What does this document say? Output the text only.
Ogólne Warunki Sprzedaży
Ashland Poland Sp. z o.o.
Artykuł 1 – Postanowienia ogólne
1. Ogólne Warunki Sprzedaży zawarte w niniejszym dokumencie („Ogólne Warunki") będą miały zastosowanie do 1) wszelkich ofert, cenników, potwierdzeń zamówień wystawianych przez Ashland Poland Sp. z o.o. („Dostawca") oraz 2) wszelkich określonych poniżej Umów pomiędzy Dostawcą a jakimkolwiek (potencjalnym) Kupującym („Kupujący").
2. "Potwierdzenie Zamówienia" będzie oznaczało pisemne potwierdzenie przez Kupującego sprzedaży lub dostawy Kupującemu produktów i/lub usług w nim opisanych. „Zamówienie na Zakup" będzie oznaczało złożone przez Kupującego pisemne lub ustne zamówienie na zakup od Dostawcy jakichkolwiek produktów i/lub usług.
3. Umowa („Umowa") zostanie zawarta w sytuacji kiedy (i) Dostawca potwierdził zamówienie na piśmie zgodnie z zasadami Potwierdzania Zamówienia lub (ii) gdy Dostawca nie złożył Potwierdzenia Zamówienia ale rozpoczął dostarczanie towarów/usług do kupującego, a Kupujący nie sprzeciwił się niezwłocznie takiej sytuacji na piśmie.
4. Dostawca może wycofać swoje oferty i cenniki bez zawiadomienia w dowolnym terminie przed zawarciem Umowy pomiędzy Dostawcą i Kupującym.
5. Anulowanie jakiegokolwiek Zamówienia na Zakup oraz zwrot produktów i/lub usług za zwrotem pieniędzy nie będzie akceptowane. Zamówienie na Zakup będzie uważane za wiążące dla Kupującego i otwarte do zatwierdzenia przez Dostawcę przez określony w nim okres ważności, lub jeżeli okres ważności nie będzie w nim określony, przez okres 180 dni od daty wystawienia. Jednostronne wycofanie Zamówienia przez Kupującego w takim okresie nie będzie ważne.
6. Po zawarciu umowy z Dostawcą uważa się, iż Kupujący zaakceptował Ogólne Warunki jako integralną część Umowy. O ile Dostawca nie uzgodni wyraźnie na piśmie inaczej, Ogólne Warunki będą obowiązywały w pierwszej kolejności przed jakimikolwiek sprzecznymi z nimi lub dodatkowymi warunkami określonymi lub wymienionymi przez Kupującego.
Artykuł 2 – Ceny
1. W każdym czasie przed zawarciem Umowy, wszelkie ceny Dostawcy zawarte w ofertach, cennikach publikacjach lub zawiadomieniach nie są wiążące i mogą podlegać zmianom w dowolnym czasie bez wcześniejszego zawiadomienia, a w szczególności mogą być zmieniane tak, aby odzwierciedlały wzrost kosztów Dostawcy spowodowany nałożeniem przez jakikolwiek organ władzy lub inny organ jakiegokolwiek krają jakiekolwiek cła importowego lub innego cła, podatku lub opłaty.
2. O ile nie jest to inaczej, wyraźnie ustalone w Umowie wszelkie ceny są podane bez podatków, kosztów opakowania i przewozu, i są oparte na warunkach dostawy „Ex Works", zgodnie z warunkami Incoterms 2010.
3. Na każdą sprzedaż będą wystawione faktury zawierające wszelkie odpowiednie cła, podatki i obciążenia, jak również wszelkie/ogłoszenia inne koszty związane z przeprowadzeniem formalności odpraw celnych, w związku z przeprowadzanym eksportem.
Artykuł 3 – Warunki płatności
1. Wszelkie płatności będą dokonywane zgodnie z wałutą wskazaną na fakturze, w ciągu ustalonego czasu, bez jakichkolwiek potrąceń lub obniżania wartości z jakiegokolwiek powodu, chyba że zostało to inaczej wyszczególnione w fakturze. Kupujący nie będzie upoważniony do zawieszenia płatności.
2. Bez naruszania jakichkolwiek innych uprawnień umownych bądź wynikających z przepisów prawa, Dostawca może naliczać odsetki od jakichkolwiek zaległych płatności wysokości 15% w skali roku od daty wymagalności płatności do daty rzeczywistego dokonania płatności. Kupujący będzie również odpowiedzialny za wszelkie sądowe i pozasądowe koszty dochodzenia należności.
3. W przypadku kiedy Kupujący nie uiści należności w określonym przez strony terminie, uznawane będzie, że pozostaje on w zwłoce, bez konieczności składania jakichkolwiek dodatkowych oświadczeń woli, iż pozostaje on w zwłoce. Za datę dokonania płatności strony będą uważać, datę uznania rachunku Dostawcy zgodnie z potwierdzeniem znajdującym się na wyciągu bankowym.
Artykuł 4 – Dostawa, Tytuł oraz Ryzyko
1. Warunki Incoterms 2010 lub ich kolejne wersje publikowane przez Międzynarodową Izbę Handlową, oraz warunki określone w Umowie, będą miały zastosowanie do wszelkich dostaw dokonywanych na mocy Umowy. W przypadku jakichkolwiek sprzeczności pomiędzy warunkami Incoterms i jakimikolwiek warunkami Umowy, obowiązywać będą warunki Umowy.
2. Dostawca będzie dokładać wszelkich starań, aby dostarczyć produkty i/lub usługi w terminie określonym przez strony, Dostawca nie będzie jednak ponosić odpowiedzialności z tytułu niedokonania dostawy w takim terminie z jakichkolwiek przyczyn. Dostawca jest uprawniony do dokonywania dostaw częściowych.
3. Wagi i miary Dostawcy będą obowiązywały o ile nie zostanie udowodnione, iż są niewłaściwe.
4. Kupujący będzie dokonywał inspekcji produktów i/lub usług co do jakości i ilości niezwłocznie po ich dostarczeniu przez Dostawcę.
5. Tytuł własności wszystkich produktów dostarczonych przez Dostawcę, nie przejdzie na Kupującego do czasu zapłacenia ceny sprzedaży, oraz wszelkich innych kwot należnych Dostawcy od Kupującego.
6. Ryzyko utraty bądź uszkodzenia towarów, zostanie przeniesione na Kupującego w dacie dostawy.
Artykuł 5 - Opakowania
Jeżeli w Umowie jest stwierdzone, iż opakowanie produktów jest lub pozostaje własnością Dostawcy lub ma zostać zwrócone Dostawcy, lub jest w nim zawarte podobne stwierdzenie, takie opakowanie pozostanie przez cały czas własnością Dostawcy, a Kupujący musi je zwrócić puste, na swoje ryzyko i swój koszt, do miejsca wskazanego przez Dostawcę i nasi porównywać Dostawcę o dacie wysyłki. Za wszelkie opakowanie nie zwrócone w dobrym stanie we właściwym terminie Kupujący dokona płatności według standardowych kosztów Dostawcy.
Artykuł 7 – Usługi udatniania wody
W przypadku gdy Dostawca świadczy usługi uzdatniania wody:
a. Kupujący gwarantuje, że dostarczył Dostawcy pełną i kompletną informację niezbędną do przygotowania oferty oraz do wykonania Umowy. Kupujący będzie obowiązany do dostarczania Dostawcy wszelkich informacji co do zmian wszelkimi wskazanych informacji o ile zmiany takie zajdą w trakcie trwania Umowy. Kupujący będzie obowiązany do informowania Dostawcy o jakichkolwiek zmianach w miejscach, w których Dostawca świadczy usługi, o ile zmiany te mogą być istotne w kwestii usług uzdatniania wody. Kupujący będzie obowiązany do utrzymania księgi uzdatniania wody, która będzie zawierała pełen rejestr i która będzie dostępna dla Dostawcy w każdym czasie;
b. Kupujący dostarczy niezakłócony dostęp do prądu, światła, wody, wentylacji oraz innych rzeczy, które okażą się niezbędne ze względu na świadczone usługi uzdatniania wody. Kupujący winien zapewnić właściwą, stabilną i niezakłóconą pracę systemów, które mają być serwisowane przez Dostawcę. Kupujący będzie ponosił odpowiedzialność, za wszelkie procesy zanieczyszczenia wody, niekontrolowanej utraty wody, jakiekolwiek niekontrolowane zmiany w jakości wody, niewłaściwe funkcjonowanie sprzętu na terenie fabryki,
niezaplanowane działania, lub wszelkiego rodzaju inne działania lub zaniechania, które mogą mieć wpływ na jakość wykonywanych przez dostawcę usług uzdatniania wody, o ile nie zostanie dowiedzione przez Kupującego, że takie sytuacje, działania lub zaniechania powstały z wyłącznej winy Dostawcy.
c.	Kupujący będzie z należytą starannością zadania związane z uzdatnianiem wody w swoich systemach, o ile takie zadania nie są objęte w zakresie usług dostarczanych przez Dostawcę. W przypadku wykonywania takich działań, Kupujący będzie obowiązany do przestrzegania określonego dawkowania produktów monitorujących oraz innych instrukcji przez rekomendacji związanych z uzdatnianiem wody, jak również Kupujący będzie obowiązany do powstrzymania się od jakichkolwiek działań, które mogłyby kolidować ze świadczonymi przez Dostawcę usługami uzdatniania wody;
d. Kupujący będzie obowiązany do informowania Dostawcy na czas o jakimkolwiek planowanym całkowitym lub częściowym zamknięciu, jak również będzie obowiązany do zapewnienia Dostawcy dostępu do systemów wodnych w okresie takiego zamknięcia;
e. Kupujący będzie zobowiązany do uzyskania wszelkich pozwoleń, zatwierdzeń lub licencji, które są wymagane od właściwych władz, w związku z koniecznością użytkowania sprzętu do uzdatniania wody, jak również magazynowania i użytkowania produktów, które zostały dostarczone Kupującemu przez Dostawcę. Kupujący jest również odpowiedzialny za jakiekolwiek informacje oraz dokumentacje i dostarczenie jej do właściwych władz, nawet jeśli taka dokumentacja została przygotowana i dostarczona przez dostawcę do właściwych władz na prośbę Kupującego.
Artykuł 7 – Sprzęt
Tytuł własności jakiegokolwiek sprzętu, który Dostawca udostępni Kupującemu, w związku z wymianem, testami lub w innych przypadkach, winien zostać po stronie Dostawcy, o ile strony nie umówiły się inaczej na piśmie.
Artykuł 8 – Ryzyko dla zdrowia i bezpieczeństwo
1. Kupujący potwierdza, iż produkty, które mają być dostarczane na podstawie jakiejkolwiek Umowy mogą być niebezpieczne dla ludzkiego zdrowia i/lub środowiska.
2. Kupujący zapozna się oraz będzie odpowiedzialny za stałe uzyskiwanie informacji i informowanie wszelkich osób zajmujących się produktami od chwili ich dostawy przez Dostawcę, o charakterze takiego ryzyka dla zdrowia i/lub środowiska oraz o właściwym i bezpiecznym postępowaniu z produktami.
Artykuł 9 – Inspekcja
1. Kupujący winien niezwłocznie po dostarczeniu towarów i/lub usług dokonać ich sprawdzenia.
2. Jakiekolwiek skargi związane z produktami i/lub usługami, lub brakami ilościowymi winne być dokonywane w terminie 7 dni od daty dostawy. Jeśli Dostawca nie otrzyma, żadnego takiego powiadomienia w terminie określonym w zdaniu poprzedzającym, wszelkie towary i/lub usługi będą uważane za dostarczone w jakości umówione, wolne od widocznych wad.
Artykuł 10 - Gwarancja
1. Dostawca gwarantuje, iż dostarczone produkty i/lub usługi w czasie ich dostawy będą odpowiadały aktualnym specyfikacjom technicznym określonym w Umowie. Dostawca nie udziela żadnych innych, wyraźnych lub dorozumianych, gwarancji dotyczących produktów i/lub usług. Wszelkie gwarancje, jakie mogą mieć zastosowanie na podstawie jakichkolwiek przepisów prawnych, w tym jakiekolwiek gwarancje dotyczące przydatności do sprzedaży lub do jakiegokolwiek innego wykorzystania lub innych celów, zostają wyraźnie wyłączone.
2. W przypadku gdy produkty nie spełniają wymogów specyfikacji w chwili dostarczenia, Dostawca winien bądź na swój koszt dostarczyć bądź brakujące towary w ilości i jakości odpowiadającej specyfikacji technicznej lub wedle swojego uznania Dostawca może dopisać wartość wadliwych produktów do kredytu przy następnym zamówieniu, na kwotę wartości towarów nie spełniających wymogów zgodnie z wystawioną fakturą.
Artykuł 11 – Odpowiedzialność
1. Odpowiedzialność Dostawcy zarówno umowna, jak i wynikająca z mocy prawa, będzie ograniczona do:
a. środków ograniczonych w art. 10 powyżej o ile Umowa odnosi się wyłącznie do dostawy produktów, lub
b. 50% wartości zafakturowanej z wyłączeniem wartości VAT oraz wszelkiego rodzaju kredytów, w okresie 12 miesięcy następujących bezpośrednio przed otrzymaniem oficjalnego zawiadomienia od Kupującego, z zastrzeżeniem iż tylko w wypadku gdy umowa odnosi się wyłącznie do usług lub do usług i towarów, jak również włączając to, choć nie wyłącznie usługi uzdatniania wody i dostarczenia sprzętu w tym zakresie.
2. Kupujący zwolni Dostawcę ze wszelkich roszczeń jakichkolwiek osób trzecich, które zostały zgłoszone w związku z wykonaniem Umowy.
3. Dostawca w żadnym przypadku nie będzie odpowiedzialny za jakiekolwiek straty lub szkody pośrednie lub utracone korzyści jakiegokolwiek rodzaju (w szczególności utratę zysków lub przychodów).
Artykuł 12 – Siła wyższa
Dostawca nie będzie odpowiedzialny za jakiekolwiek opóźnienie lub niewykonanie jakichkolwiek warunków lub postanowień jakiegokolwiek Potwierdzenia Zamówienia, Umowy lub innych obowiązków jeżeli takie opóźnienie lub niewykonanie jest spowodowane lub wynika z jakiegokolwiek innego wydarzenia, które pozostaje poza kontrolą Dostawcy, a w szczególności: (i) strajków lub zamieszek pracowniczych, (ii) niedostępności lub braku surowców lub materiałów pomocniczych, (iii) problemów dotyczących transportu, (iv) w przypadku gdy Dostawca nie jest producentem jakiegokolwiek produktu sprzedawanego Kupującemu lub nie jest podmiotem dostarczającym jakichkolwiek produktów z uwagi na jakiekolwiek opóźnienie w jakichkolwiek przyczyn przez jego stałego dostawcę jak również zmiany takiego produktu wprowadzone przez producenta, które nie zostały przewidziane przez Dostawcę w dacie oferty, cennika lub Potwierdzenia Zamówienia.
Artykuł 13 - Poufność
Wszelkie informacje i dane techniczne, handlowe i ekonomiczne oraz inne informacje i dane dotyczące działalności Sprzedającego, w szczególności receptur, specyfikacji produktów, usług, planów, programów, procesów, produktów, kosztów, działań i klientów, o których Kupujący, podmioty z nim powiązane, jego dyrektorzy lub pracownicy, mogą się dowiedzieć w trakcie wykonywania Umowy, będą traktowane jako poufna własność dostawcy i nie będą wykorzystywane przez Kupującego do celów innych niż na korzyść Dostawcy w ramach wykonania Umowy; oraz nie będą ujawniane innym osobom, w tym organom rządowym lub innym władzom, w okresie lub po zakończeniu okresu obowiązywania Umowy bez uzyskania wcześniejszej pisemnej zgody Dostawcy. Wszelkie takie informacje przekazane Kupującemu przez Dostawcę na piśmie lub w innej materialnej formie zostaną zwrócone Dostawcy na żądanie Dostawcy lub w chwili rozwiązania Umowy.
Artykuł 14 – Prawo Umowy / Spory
◇ ◇ ◇ ◇ ◇ ◇ ◇
Extract each line holding the string "informacje".

Answer for the task:
e. Kupujący będzie zobowiązany do uzyskania wszelkich pozwoleń, zatwierdzeń lub licencji, które są wymagane od właściwych władz, w związku z koniecznością użytkowania sprzętu do uzdatniania wody, jak również magazynowania i użytkowania produktów, które zostały dostarczone Kupującemu przez Dostawcę. Kupujący jest również odpowiedzialny za jakiekolwiek informacje oraz dokumentacje i dostarczenie jej do właściwych władz, nawet jeśli taka dokumentacja została przygotowana i dostarczona przez dostawcę do właściwych władz na prośbę Kupującego.
Wszelkie informacje i dane techniczne, handlowe i ekonomiczne oraz inne informacje i dane dotyczące działalności Sprzedającego, w szczególności receptur, specyfikacji produktów, usług, planów, programów, procesów, produktów, kosztów, działań i klientów, o których Kupujący, podmioty z nim powiązane, jego dyrektorzy lub pracownicy, mogą się dowiedzieć w trakcie wykonywania Umowy, będą traktowane jako poufna własność dostawcy i nie będą wykorzystywane przez Kupującego do celów innych niż na korzyść Dostawcy w ramach wykonania Umowy; oraz nie będą ujawniane innym osobom, w tym organom rządowym lub innym władzom, w okresie lub po zakończeniu okresu obowiązywania Umowy bez uzyskania wcześniejszej pisemnej zgody Dostawcy. Wszelkie takie informacje przekazane Kupującemu przez Dostawcę na piśmie lub w innej materialnej formie zostaną zwrócone Dostawcy na żądanie Dostawcy lub w chwili rozwiązania Umowy.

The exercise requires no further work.